# START OF Rows

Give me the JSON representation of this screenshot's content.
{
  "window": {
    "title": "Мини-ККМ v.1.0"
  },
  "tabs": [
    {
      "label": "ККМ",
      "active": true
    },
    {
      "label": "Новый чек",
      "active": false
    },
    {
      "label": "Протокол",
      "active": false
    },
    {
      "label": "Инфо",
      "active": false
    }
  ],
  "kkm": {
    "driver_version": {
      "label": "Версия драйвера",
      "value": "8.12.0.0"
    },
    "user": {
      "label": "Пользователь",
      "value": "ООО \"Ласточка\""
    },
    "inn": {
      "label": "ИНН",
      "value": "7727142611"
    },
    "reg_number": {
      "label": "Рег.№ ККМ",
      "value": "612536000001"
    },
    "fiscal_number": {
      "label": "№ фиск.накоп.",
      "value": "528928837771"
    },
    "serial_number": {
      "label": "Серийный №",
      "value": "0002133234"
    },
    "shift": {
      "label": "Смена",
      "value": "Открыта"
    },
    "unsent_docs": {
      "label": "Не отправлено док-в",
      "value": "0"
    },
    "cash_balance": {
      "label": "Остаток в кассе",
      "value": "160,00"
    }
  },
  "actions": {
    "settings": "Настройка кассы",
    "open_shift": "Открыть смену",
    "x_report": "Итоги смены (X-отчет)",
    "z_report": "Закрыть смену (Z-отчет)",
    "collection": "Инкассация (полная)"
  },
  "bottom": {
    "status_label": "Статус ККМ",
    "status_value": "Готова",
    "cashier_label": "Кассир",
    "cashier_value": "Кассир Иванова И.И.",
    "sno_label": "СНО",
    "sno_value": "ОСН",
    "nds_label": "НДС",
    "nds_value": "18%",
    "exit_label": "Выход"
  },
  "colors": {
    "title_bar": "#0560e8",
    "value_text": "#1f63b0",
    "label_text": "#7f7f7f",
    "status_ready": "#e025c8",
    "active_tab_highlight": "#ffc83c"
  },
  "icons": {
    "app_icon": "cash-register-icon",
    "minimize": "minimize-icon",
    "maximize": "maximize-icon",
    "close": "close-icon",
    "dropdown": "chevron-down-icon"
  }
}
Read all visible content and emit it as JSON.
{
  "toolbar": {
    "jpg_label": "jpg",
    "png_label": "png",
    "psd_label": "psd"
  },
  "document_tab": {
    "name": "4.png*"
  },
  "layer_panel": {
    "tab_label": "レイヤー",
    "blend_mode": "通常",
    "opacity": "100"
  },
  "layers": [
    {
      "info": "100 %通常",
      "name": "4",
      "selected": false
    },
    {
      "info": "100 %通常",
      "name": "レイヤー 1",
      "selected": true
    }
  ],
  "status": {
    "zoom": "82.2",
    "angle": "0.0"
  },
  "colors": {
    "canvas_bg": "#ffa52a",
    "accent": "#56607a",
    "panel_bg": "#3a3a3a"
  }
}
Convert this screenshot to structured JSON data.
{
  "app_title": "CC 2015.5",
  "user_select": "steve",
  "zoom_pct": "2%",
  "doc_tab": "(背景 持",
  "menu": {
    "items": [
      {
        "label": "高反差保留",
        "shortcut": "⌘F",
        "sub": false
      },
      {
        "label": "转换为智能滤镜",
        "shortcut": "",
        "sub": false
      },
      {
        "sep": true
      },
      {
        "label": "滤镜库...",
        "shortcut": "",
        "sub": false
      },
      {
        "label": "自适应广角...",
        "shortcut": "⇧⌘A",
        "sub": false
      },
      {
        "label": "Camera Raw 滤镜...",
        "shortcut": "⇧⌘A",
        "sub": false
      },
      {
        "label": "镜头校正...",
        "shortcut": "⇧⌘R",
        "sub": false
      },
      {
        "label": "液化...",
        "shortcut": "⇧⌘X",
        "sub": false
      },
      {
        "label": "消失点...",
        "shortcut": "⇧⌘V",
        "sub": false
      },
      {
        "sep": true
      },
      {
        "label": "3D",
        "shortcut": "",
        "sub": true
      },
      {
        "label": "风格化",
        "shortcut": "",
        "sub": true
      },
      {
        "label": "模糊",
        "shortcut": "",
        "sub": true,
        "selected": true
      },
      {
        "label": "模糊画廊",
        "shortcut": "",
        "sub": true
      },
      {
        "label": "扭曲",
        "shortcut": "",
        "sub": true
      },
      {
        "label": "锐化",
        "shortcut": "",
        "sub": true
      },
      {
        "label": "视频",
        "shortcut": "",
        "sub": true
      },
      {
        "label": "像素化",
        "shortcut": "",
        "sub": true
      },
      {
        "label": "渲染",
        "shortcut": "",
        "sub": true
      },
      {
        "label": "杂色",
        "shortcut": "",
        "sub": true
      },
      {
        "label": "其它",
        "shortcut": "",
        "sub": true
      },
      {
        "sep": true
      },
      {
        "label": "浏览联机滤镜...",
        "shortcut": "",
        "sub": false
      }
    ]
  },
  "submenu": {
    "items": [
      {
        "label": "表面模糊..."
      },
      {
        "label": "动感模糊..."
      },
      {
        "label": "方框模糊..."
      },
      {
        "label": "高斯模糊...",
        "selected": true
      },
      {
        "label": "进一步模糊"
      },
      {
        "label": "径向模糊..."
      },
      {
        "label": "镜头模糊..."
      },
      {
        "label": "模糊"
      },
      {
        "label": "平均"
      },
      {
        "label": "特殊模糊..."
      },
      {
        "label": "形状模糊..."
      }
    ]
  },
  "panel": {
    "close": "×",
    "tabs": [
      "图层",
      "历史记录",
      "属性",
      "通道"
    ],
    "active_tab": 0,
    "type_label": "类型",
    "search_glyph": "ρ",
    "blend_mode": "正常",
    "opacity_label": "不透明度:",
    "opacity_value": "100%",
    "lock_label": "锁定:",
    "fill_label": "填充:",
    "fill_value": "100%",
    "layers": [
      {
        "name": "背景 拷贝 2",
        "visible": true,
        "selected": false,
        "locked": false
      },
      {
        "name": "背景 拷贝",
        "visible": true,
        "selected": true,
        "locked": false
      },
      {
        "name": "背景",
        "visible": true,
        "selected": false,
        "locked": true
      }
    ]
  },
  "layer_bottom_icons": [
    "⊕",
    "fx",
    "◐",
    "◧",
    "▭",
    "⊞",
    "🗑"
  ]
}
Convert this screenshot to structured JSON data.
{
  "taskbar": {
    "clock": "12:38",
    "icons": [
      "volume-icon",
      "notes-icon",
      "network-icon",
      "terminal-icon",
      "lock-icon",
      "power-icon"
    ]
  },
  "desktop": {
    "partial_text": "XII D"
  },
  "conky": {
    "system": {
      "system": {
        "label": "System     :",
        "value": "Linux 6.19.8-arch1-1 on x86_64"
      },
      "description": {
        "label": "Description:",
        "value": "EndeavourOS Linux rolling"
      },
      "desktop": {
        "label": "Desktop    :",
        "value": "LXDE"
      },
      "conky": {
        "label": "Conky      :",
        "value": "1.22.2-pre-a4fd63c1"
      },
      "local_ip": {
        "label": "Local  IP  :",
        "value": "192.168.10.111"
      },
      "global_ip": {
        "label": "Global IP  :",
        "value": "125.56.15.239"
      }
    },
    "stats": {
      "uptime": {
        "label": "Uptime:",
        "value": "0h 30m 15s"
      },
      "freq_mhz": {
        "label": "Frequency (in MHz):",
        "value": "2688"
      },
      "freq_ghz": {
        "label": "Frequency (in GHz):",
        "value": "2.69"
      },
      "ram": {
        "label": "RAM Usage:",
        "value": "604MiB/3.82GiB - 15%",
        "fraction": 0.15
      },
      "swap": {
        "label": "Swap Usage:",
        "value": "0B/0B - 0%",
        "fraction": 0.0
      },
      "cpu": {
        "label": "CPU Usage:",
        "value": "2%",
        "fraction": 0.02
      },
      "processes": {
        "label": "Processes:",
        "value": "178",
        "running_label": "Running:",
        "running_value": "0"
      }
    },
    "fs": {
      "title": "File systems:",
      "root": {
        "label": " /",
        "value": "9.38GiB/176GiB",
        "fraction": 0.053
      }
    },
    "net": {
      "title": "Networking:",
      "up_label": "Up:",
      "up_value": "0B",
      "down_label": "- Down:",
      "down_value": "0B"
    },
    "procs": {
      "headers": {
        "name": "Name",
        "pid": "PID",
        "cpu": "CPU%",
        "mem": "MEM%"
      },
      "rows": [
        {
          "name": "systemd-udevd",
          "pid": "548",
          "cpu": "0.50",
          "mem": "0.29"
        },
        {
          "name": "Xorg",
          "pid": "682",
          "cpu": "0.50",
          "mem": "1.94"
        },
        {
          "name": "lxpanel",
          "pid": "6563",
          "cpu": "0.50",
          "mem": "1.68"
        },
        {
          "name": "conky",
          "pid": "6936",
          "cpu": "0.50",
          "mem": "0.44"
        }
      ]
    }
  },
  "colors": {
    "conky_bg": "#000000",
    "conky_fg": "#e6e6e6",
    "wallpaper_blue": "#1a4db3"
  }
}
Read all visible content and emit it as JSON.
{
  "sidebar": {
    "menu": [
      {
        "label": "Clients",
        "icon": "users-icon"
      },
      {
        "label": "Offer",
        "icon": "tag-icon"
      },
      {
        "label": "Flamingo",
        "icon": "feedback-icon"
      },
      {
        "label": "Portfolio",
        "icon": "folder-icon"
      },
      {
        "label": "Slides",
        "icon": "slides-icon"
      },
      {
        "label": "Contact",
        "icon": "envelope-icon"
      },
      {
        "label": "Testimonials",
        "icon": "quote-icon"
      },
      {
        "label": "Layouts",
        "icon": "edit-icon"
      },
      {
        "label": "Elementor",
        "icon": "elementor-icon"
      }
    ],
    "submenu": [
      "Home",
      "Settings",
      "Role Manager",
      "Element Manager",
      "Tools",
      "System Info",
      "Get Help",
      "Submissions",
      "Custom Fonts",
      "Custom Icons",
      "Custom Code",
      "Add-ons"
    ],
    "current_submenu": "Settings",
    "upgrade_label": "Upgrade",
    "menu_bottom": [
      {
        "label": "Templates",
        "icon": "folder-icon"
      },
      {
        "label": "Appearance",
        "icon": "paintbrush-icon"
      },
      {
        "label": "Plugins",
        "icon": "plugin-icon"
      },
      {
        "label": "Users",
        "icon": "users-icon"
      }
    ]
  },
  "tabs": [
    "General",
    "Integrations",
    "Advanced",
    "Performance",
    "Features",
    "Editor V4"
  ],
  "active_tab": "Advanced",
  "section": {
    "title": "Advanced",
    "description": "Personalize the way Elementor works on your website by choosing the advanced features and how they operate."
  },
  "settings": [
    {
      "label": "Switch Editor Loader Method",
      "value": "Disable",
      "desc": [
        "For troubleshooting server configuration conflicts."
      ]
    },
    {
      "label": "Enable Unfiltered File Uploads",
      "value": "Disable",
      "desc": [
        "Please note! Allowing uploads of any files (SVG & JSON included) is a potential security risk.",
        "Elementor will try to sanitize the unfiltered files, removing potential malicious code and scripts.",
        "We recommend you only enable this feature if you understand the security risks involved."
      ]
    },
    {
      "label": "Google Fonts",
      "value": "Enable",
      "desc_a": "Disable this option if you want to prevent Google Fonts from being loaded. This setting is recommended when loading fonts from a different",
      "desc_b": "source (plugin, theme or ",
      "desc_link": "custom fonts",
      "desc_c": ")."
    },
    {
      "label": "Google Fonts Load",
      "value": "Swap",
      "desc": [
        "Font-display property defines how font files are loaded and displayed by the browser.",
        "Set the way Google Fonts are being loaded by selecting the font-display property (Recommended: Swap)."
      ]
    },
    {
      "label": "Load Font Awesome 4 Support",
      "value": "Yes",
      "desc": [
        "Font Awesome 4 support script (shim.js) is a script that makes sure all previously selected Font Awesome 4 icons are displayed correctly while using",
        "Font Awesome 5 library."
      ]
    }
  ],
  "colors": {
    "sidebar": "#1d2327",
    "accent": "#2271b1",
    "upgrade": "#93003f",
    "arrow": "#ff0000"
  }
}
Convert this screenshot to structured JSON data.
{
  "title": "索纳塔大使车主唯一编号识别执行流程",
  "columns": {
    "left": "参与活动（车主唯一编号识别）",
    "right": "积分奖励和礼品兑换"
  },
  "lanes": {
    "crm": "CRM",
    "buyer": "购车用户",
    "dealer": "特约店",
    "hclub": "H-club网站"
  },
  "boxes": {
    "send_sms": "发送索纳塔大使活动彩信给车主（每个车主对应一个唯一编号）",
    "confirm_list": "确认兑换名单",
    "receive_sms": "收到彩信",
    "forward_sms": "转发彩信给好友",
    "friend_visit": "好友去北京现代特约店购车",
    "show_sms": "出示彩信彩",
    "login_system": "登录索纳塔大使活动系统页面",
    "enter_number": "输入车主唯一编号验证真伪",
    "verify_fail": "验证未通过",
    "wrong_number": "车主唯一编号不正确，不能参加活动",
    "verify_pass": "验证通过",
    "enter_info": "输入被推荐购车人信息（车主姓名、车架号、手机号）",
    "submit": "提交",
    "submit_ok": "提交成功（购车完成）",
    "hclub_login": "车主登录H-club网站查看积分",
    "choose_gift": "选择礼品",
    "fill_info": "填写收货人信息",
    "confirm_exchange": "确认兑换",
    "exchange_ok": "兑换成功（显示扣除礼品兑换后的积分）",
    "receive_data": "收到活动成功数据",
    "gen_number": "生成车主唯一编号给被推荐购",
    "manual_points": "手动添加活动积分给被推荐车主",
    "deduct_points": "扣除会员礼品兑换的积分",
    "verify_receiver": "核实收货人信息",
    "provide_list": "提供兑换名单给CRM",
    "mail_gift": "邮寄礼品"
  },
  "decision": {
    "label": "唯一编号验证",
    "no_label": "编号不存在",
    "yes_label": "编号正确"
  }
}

# END OF Rows

**Aim:** Across the material above, how many lines include the string "security"? Only the number is wanted.

**Result of this task:** 2